Dataset rows.
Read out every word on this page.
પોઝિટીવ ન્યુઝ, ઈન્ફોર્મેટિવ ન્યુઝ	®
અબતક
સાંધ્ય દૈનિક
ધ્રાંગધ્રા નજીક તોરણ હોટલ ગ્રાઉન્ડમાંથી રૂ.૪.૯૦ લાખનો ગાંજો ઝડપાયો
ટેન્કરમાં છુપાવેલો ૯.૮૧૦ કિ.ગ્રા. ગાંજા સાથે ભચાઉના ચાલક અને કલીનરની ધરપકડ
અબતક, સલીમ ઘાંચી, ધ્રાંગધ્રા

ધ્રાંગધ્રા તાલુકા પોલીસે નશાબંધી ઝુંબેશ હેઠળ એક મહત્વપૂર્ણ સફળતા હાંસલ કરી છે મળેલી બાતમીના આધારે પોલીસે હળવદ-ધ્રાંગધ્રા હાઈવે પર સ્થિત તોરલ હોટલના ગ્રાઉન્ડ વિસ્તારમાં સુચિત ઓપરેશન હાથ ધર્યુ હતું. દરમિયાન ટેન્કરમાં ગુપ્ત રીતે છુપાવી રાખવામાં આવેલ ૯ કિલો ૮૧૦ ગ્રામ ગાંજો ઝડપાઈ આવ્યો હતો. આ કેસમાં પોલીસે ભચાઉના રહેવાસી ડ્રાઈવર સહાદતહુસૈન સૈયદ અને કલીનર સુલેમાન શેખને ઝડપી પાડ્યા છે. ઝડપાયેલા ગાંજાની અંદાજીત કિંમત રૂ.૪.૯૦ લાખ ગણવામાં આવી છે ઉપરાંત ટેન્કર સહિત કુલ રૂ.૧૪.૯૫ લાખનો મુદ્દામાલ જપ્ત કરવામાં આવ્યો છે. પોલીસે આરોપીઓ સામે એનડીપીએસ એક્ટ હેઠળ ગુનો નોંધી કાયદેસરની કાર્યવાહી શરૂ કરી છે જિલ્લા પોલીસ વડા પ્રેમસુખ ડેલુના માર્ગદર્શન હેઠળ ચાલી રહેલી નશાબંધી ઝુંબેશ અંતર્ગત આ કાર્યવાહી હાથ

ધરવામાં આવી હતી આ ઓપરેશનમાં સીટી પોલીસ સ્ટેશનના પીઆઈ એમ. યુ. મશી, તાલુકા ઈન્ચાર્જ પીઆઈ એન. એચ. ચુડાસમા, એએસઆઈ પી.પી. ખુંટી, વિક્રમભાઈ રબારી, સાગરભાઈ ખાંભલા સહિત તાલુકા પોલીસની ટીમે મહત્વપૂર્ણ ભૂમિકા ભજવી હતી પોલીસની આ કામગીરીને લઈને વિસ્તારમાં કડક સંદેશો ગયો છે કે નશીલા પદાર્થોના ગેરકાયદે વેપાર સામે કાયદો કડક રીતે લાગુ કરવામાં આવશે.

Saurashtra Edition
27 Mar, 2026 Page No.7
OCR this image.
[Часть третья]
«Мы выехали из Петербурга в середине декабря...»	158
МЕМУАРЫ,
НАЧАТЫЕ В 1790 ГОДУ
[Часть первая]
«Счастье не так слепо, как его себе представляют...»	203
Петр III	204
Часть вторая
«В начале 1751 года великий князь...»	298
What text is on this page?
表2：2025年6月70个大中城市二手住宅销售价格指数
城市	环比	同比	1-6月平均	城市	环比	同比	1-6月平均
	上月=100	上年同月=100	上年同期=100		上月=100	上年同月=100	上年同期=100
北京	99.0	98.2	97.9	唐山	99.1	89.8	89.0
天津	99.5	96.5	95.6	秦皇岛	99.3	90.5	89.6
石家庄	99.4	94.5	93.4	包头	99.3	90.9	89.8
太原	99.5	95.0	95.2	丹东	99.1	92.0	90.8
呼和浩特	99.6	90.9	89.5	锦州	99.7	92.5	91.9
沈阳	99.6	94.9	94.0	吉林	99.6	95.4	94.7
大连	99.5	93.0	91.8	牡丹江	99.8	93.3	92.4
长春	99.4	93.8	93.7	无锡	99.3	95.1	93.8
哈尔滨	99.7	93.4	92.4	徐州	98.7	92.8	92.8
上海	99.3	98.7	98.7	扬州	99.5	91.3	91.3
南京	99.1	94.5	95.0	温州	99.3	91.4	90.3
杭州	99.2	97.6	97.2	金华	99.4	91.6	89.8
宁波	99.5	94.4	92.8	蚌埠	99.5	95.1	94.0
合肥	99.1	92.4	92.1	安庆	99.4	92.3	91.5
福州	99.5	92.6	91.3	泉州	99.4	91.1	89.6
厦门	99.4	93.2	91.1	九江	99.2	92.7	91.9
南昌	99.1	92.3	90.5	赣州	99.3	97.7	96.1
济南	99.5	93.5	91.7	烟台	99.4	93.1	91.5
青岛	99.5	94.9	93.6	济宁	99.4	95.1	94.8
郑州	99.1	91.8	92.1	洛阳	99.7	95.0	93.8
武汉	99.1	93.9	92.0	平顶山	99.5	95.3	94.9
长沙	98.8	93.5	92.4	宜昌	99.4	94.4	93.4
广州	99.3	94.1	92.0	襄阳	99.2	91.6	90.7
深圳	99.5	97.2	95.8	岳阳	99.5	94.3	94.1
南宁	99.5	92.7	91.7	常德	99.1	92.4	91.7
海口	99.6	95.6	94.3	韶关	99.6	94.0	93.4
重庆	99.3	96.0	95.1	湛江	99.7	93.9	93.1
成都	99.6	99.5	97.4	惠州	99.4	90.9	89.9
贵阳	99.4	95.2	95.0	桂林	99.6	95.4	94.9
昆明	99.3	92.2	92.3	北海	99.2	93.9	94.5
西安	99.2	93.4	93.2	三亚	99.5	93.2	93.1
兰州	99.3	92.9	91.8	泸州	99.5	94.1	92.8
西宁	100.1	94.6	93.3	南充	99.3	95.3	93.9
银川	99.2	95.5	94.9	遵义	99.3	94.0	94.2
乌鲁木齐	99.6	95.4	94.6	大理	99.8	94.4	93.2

Task requirements. All of the records must be retyped exactly as they are.

Result of this task.
Read out every word on this page.
પોઝિટીવ ન્યુઝ, ઈન્ફોર્મેટિવ ન્યુઝ	®
અબતક
સાંધ્ય દૈનિક
ધ્રાંગધ્રા નજીક તોરણ હોટલ ગ્રાઉન્ડમાંથી રૂ.૪.૯૦ લાખનો ગાંજો ઝડપાયો
ટેન્કરમાં છુપાવેલો ૯.૮૧૦ કિ.ગ્રા. ગાંજા સાથે ભચાઉના ચાલક અને કલીનરની ધરપકડ
અબતક, સલીમ ઘાંચી, ધ્રાંગધ્રા

ધ્રાંગધ્રા તાલુકા પોલીસે નશાબંધી ઝુંબેશ હેઠળ એક મહત્વપૂર્ણ સફળતા હાંસલ કરી છે મળેલી બાતમીના આધારે પોલીસે હળવદ-ધ્રાંગધ્રા હાઈવે પર સ્થિત તોરલ હોટલના ગ્રાઉન્ડ વિસ્તારમાં સુચિત ઓપરેશન હાથ ધર્યુ હતું. દરમિયાન ટેન્કરમાં ગુપ્ત રીતે છુપાવી રાખવામાં આવેલ ૯ કિલો ૮૧૦ ગ્રામ ગાંજો ઝડપાઈ આવ્યો હતો. આ કેસમાં પોલીસે ભચાઉના રહેવાસી ડ્રાઈવર સહાદતહુસૈન સૈયદ અને કલીનર સુલેમાન શેખને ઝડપી પાડ્યા છે. ઝડપાયેલા ગાંજાની અંદાજીત કિંમત રૂ.૪.૯૦ લાખ ગણવામાં આવી છે ઉપરાંત ટેન્કર સહિત કુલ રૂ.૧૪.૯૫ લાખનો મુદ્દામાલ જપ્ત કરવામાં આવ્યો છે. પોલીસે આરોપીઓ સામે એનડીપીએસ એક્ટ હેઠળ ગુનો નોંધી કાયદેસરની કાર્યવાહી શરૂ કરી છે જિલ્લા પોલીસ વડા પ્રેમસુખ ડેલુના માર્ગદર્શન હેઠળ ચાલી રહેલી નશાબંધી ઝુંબેશ અંતર્ગત આ કાર્યવાહી હાથ

ધરવામાં આવી હતી આ ઓપરેશનમાં સીટી પોલીસ સ્ટેશનના પીઆઈ એમ. યુ. મશી, તાલુકા ઈન્ચાર્જ પીઆઈ એન. એચ. ચુડાસમા, એએસઆઈ પી.પી. ખુંટી, વિક્રમભાઈ રબારી, સાગરભાઈ ખાંભલા સહિત તાલુકા પોલીસની ટીમે મહત્વપૂર્ણ ભૂમિકા ભજવી હતી પોલીસની આ કામગીરીને લઈને વિસ્તારમાં કડક સંદેશો ગયો છે કે નશીલા પદાર્થોના ગેરકાયદે વેપાર સામે કાયદો કડક રીતે લાગુ કરવામાં આવશે.

Saurashtra Edition
27 Mar, 2026 Page No.7
OCR this image.
[Часть третья]
«Мы выехали из Петербурга в середине декабря...»	158
МЕМУАРЫ,
НАЧАТЫЕ В 1790 ГОДУ
[Часть первая]
«Счастье не так слепо, как его себе представляют...»	203
Петр III	204
Часть вторая
«В начале 1751 года великий князь...»	298
What text is on this page?
表2：2025年6月70个大中城市二手住宅销售价格指数
城市	环比	同比	1-6月平均	城市	环比	同比	1-6月平均
	上月=100	上年同月=100	上年同期=100		上月=100	上年同月=100	上年同期=100
北京	99.0	98.2	97.9	唐山	99.1	89.8	89.0
天津	99.5	96.5	95.6	秦皇岛	99.3	90.5	89.6
石家庄	99.4	94.5	93.4	包头	99.3	90.9	89.8
太原	99.5	95.0	95.2	丹东	99.1	92.0	90.8
呼和浩特	99.6	90.9	89.5	锦州	99.7	92.5	91.9
沈阳	99.6	94.9	94.0	吉林	99.6	95.4	94.7
大连	99.5	93.0	91.8	牡丹江	99.8	93.3	92.4
长春	99.4	93.8	93.7	无锡	99.3	95.1	93.8
哈尔滨	99.7	93.4	92.4	徐州	98.7	92.8	92.8
上海	99.3	98.7	98.7	扬州	99.5	91.3	91.3
南京	99.1	94.5	95.0	温州	99.3	91.4	90.3
杭州	99.2	97.6	97.2	金华	99.4	91.6	89.8
宁波	99.5	94.4	92.8	蚌埠	99.5	95.1	94.0
合肥	99.1	92.4	92.1	安庆	99.4	92.3	91.5
福州	99.5	92.6	91.3	泉州	99.4	91.1	89.6
厦门	99.4	93.2	91.1	九江	99.2	92.7	91.9
南昌	99.1	92.3	90.5	赣州	99.3	97.7	96.1
济南	99.5	93.5	91.7	烟台	99.4	93.1	91.5
青岛	99.5	94.9	93.6	济宁	99.4	95.1	94.8
郑州	99.1	91.8	92.1	洛阳	99.7	95.0	93.8
武汉	99.1	93.9	92.0	平顶山	99.5	95.3	94.9
长沙	98.8	93.5	92.4	宜昌	99.4	94.4	93.4
广州	99.3	94.1	92.0	襄阳	99.2	91.6	90.7
深圳	99.5	97.2	95.8	岳阳	99.5	94.3	94.1
南宁	99.5	92.7	91.7	常德	99.1	92.4	91.7
海口	99.6	95.6	94.3	韶关	99.6	94.0	93.4
重庆	99.3	96.0	95.1	湛江	99.7	93.9	93.1
成都	99.6	99.5	97.4	惠州	99.4	90.9	89.9
贵阳	99.4	95.2	95.0	桂林	99.6	95.4	94.9
昆明	99.3	92.2	92.3	北海	99.2	93.9	94.5
西安	99.2	93.4	93.2	三亚	99.5	93.2	93.1
兰州	99.3	92.9	91.8	泸州	99.5	94.1	92.8
西宁	100.1	94.6	93.3	南充	99.3	95.3	93.9
银川	99.2	95.5	94.9	遵义	99.3	94.0	94.2
乌鲁木齐	99.6	95.4	94.6	大理	99.8	94.4	93.2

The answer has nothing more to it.